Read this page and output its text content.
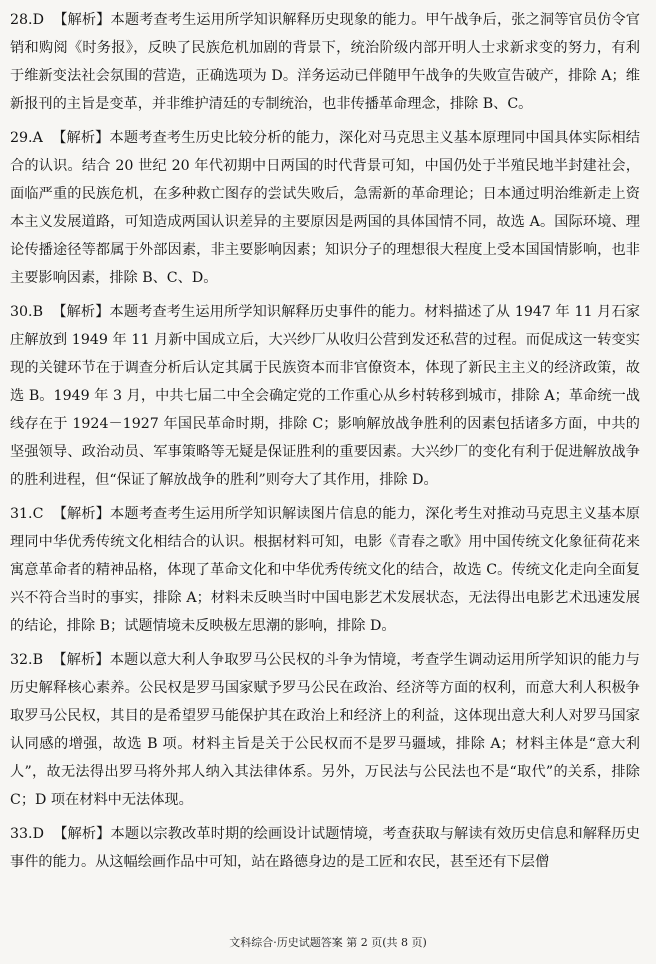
28.D 【解析】本题考查考生运用所学知识解释历史现象的能力。甲午战争后，张之洞等官员仿令官销和购阅《时务报》，反映了民族危机加剧的背景下，统治阶级内部开明人士求新求变的努力，有利于维新变法社会氛围的营造，正确选项为 D。洋务运动已伴随甲午战争的失败宣告破产，排除 A；维新报刊的主旨是变革，并非维护清廷的专制统治，也非传播革命理念，排除 B、C。

29.A 【解析】本题考查考生历史比较分析的能力，深化对马克思主义基本原理同中国具体实际相结合的认识。结合 20 世纪 20 年代初期中日两国的时代背景可知，中国仍处于半殖民地半封建社会，面临严重的民族危机，在多种救亡图存的尝试失败后，急需新的革命理论；日本通过明治维新走上资本主义发展道路，可知造成两国认识差异的主要原因是两国的具体国情不同，故选 A。国际环境、理论传播途径等都属于外部因素，非主要影响因素；知识分子的理想很大程度上受本国国情影响，也非主要影响因素，排除 B、C、D。

30.B 【解析】本题考查考生运用所学知识解释历史事件的能力。材料描述了从 1947 年 11 月石家庄解放到 1949 年 11 月新中国成立后，大兴纱厂从收归公营到发还私营的过程。而促成这一转变实现的关键环节在于调查分析后认定其属于民族资本而非官僚资本，体现了新民主主义的经济政策，故选 B。1949 年 3 月，中共七届二中全会确定党的工作重心从乡村转移到城市，排除 A；革命统一战线存在于 1924－1927 年国民革命时期，排除 C；影响解放战争胜利的因素包括诸多方面，中共的坚强领导、政治动员、军事策略等无疑是保证胜利的重要因素。大兴纱厂的变化有利于促进解放战争的胜利进程，但“保证了解放战争的胜利”则夸大了其作用，排除 D。

31.C 【解析】本题考查考生运用所学知识解读图片信息的能力，深化考生对推动马克思主义基本原理同中华优秀传统文化相结合的认识。根据材料可知，电影《青春之歌》用中国传统文化象征荷花来寓意革命者的精神品格，体现了革命文化和中华优秀传统文化的结合，故选 C。传统文化走向全面复兴不符合当时的事实，排除 A；材料未反映当时中国电影艺术发展状态，无法得出电影艺术迅速发展的结论，排除 B；试题情境未反映极左思潮的影响，排除 D。

32.B 【解析】本题以意大利人争取罗马公民权的斗争为情境，考查学生调动运用所学知识的能力与历史解释核心素养。公民权是罗马国家赋予罗马公民在政治、经济等方面的权利，而意大利人积极争取罗马公民权，其目的是希望罗马能保护其在政治上和经济上的利益，这体现出意大利人对罗马国家认同感的增强，故选 B 项。材料主旨是关于公民权而不是罗马疆域，排除 A；材料主体是“意大利人”，故无法得出罗马将外邦人纳入其法律体系。另外，万民法与公民法也不是“取代”的关系，排除 C；D 项在材料中无法体现。

33.D 【解析】本题以宗教改革时期的绘画设计试题情境，考查获取与解读有效历史信息和解释历史事件的能力。从这幅绘画作品中可知，站在路德身边的是工匠和农民，甚至还有下层僧

文科综合·历史试题答案 第 2 页(共 8 页)
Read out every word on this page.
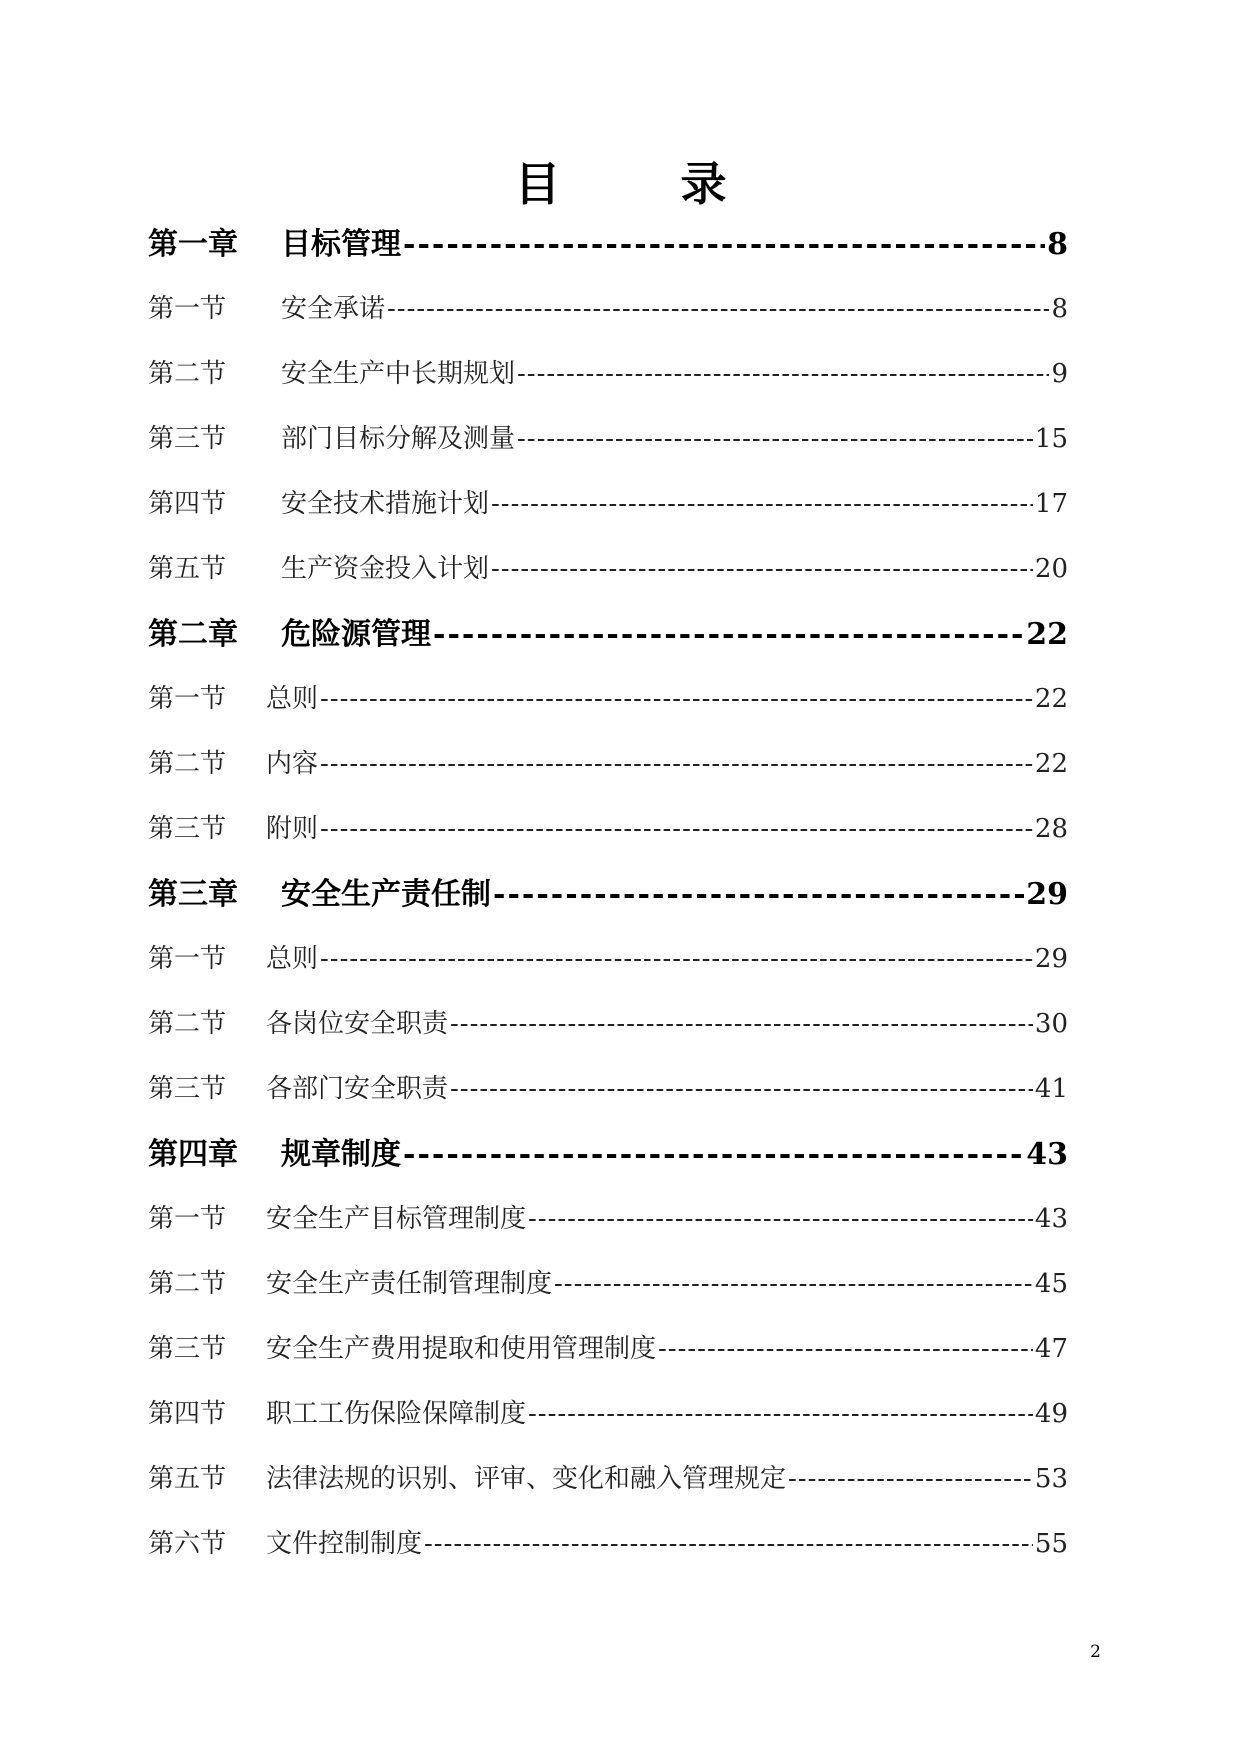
目	录
第一章	目标管理 -----	8
第一节	安全承诺 -----	8
第二节	安全生产中长期规划 -----	9
第三节	部门目标分解及测量 -----	15
第四节	安全技术措施计划 -----	17
第五节	生产资金投入计划 -----	20
第二章	危险源管理 -----	22
第一节	总则 -----	22
第二节	内容 -----	22
第三节	附则 -----	28
第三章	安全生产责任制 -----	29
第一节	总则 -----	29
第二节	各岗位安全职责 -----	30
第三节	各部门安全职责 -----	41
第四章	规章制度 -----	43
第一节	安全生产目标管理制度 -----	43
第二节	安全生产责任制管理制度 -----	45
第三节	安全生产费用提取和使用管理制度 -----	47
第四节	职工工伤保险保障制度 -----	49
第五节	法律法规的识别、评审、变化和融入管理规定 -----	53
第六节	文件控制制度 -----	55
2
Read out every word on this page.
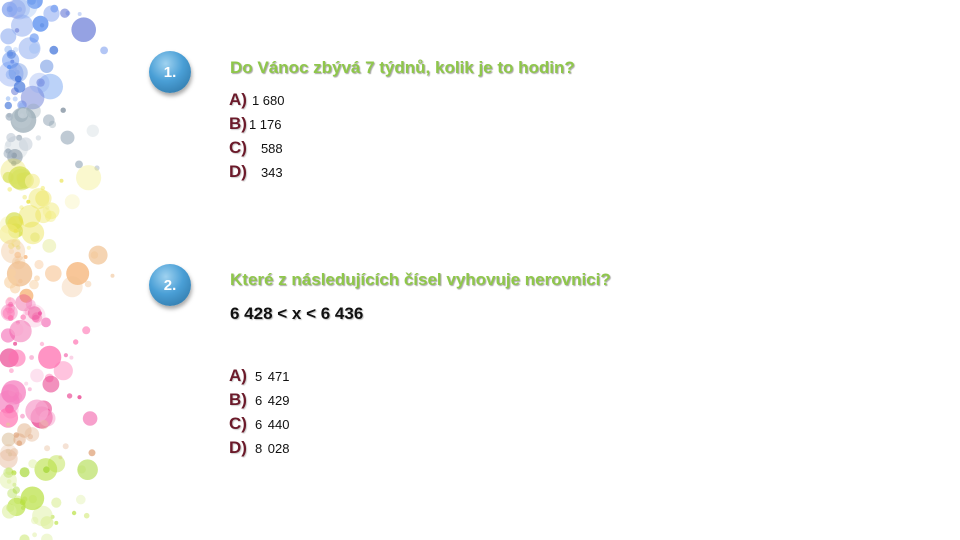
1.	Do Vánoc zbývá 7 týdnů, kolik je to hodin?
A) 1 680
B) 1 176
C) 588
D) 343
2.	Které z následujících čísel vyhovuje nerovnici?
6 428 < x < 6 436
A) 5 471
B) 6 429
C) 6 440
D) 8 028
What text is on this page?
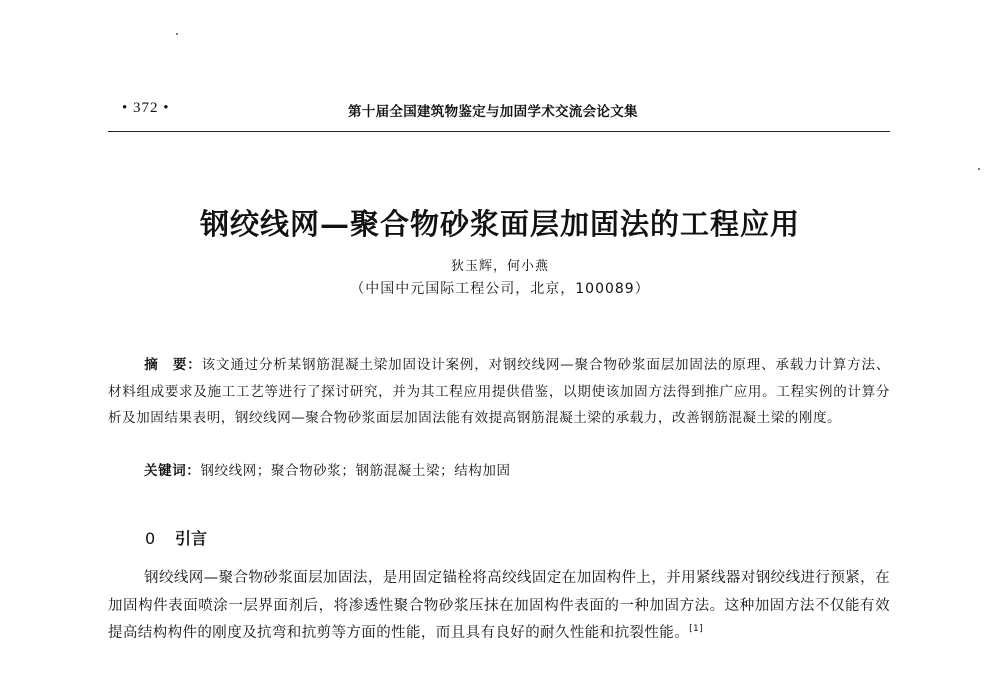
• 372 •	第十届全国建筑物鉴定与加固学术交流会论文集
钢绞线网—聚合物砂浆面层加固法的工程应用
狄玉辉，何小燕
（中国中元国际工程公司，北京，100089）
摘　要：该文通过分析某钢筋混凝土梁加固设计案例，对钢绞线网—聚合物砂浆面层加固法的原理、承载力计算方法、材料组成要求及施工工艺等进行了探讨研究，并为其工程应用提供借鉴，以期使该加固方法得到推广应用。工程实例的计算分析及加固结果表明，钢绞线网—聚合物砂浆面层加固法能有效提高钢筋混凝土梁的承载力，改善钢筋混凝土梁的刚度。
关键词：钢绞线网；聚合物砂浆；钢筋混凝土梁；结构加固
0 引言
钢绞线网—聚合物砂浆面层加固法，是用固定锚栓将高绞线固定在加固构件上，并用紧线器对钢绞线进行预紧，在加固构件表面喷涂一层界面剂后，将渗透性聚合物砂浆压抹在加固构件表面的一种加固方法。这种加固方法不仅能有效提高结构构件的刚度及抗弯和抗剪等方面的性能，而且具有良好的耐久性能和抗裂性能。[1]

• • • • •

Short exercise.
Find every line containing the word "text", then give the total and nothing more.

Complete output.
2